## Questions on the material
1. Copy out the passage of the forum thread below that begins with the words "You are minimising" and ends with "stop it now.".
2. Write a continuation of the forum thread below, about ending a relationship, picking up after its last post.

═════ Text provided

TheLegendOfBeans · 22/06/2017 15:17

Dump this man baby forthwith.

As IF you need this level of emotionally blackmailing shite in your life.

rightwhine · 22/06/2017 15:25

You are minimising this op. He's not nice. He is controlling and you are treading on eggshells scared of upsetting him. Scared of his reaction if you finish it. If he isn't abusive now, it's heading that way.
Tell him its over with someone in another room, make him go, then refuse to engage more than the necessary arrangements. Call the police if it turns nasty.

There is only one direction this relationship is heading unless you stop it now.

ElspethFlashman · 22/06/2017 15:33

He would literally leave his work and come find you?

ShockShockShock

You know what? You're right, he's going to be Captain Dramatic about it. But you're going to have to just put your big girl knickers on and dump this fucker

NachoAddict · 22/06/2017 15:40

This is all advice that I needed to hear so thank you.

══════════
═════ Record excerpts

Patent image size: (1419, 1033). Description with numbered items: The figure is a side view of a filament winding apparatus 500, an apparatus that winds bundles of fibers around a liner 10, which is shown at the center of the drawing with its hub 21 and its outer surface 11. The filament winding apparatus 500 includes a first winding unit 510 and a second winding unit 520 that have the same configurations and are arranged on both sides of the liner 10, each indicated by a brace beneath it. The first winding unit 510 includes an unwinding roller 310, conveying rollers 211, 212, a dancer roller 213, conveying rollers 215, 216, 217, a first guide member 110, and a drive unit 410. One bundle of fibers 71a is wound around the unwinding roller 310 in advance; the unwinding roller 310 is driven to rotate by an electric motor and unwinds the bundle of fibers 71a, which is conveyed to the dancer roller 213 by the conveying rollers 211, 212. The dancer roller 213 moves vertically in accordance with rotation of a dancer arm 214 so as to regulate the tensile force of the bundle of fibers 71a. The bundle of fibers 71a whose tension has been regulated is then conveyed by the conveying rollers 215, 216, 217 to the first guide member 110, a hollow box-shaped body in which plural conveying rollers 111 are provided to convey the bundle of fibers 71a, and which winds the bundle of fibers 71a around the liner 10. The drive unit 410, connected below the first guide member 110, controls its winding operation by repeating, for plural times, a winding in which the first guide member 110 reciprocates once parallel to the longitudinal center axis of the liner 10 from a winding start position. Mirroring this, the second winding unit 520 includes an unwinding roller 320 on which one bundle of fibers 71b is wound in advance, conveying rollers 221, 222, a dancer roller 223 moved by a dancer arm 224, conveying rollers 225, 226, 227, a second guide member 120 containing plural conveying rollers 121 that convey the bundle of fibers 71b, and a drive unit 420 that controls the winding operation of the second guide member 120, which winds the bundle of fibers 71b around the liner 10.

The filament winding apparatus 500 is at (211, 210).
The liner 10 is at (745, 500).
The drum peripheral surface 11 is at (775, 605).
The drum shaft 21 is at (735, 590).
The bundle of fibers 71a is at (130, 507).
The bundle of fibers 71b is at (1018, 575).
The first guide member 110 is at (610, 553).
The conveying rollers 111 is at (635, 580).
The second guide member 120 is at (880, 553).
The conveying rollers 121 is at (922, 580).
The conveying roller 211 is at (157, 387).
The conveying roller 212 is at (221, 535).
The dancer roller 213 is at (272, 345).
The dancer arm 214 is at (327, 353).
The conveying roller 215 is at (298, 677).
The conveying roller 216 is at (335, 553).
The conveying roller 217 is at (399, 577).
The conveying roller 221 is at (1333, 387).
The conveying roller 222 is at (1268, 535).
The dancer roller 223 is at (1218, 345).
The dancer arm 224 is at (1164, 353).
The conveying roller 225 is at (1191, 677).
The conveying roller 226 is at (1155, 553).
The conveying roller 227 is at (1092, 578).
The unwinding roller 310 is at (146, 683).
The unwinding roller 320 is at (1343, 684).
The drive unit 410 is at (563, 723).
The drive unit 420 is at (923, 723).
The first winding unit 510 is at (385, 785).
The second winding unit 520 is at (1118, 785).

══════════

## Results for the exercise
1.
You are minimising this op. He's not nice. He is controlling and you are treading on eggshells scared of upsetting him. Scared of his reaction if you finish it. If he isn't abusive now, it's heading that way.
Tell him its over with someone in another room, make him go, then refuse to engage more than the necessary arrangements. Call the police if it turns nasty.

There is only one direction this relationship is heading unless you stop it now.

2.
I replied to his texts when i got home, all was well. Then my male friend sent me a message asking why my boyfriend who he has never met sent him a friend request. It clicked that last night bf asked me who he was after he liked my profile picture. He has tried to friend request hin to check if he has a girlfriend, which he has.

Then I didn't take my phone to the school, Que 3 more texts and then a picture of his thumb all bandaged up. He always cuts/burns himself at work if we have a row. Maybe clumsiness because he is distracted but more likely to make me feel sorry for him and forgive him.

So far when I have been annoyed with him there have been cuts, burns, his friend was in a car crash, his brother was in hospital, his cousin died, he had an asthma attack twice. Anything to make me feel bad.

OP posts:
StormTreader · 22/06/2017 15:42

When you break up with him, dont be surprised if a threat of suicide appears, he clearly has form for "self-punishing" to make you feel guilty. Its all along the lines of "look what you made me do", isnt it?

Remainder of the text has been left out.